Paolo Bartezzaghi su “La Gazzetta dello Sport” ha ripreso un tema tornato prepotentemente di attualità, ossia il problema dei calendari intasati (questo soprattutto in riferimento all’A|X Armani Exchange Milano e all’Eurolega).

Nei giorni scorsi, Zelimir Obradovic, leggenda della pallacanestro europea e attuale allenatore del Partizan Belgrado, ha proposto un cambio di calendario: “Le squa­dre di Eurolega ed Eurocup do­vrebbero accedere direttamente ai playoff nei loro campionati. Per costoro, il calendario dovrebbe strutturarsi così: 6 mesi di Eurolega, 2 di playoff nazionale, 2 per le squadre nazionali e 2 di riposo”. Gli fa eco il presidente della Federazione serba di pallacanestro, Predrag Danilovic: “Spero che FIBA ed Eurolega possano risolvere il problema dei calendari”.

Sull’argomento il presidente della Lega Basket Serie A ha rilasciato questo commento: “Non è nell’interesse della Lega e del movimento italiano che le squa­dre che fanno le coppe non gio­chino fino ai playoff. ­I calendari non li decide Obradovic né Gan­dini ma la Federazione interna­zionale e per l’Italia la Fip. La Le­ga gestisce la Serie A su delega della Fip. L’Eurolega è una com­petizione privata che occupa 40 settimane e, cara grazia, lascia li­beri i weekend. È auspicabile un coordinamento a livello di enti sovrani”.

Per il numero uno della FIP, Gianni Petrucci “ci vuole una riforma con meno squadre e calendari che si adatti­no. Quello di Eurolega è esagerato ed este­nuante. Per una Federazione ci sono due cose sacre: la Nazionale e il campionato. Tutto il resto viene dopo perquanto importante”.

▶ [Consegna] Nell'articolo sui calendari del basket, quante settimane occupa l'Eurolega secondo il presidente della Lega Basket Serie A? Il materiale non ha alcun ruolo in questo lavoro.

▶ [Dati]
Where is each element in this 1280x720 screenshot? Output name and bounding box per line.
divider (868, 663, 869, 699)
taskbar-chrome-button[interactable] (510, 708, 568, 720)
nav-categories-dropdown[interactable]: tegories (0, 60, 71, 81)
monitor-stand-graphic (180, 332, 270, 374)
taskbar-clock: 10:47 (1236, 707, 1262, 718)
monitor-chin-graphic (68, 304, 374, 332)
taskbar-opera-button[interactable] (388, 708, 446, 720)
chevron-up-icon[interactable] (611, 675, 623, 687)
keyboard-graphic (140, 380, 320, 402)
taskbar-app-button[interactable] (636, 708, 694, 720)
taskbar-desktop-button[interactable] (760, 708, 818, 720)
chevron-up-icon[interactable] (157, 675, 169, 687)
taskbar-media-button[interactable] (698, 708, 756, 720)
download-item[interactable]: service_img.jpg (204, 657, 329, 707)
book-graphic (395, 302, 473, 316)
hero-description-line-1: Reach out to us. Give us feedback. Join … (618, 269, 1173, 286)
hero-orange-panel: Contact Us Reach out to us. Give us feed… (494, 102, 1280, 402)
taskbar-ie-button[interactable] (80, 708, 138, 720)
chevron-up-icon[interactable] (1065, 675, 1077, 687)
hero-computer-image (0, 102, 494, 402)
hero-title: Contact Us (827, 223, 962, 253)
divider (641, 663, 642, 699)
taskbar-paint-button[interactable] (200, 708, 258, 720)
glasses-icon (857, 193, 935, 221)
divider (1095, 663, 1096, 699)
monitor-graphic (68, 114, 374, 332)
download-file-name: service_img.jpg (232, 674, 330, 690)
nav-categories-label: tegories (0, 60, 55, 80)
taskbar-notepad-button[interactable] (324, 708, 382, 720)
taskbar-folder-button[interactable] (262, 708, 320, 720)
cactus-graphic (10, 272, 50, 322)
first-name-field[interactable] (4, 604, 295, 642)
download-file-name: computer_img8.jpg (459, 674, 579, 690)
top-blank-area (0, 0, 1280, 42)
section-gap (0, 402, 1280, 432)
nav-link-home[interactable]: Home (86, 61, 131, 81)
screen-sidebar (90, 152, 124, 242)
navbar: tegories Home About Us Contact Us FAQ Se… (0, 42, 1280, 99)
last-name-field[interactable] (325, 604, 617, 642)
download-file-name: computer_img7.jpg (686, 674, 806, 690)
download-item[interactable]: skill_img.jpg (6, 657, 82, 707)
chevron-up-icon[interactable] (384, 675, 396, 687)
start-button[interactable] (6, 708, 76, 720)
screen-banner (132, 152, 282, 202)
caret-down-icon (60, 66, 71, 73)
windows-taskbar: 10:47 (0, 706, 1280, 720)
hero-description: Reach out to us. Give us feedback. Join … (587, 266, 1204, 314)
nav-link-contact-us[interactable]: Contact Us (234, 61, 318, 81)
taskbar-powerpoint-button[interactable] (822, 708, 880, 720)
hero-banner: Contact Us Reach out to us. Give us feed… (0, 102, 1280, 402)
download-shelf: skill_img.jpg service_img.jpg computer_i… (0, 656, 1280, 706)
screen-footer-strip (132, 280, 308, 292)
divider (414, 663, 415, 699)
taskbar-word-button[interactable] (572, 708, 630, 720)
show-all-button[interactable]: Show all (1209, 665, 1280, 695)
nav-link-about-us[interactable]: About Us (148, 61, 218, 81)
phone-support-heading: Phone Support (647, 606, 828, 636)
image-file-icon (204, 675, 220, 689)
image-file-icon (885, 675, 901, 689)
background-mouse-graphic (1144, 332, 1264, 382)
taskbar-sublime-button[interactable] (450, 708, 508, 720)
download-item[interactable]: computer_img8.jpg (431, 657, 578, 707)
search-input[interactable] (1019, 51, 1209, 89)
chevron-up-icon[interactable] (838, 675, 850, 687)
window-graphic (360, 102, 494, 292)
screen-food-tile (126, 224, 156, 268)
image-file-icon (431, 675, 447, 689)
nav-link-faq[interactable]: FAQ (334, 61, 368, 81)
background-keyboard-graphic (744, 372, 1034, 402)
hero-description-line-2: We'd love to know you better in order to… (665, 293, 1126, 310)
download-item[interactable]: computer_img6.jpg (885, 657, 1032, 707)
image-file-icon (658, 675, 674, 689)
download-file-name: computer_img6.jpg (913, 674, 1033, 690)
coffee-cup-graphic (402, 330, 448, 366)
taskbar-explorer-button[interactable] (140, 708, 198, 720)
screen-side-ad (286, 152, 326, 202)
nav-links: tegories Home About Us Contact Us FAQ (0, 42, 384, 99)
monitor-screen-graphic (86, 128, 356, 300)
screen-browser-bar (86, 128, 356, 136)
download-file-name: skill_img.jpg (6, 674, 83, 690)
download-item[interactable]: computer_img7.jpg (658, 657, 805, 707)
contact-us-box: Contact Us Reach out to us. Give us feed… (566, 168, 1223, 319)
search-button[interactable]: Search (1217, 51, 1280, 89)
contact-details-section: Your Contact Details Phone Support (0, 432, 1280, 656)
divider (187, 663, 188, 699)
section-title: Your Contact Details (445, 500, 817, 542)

▶ [Soluzione] L'Eurolega occupa 40 settimane.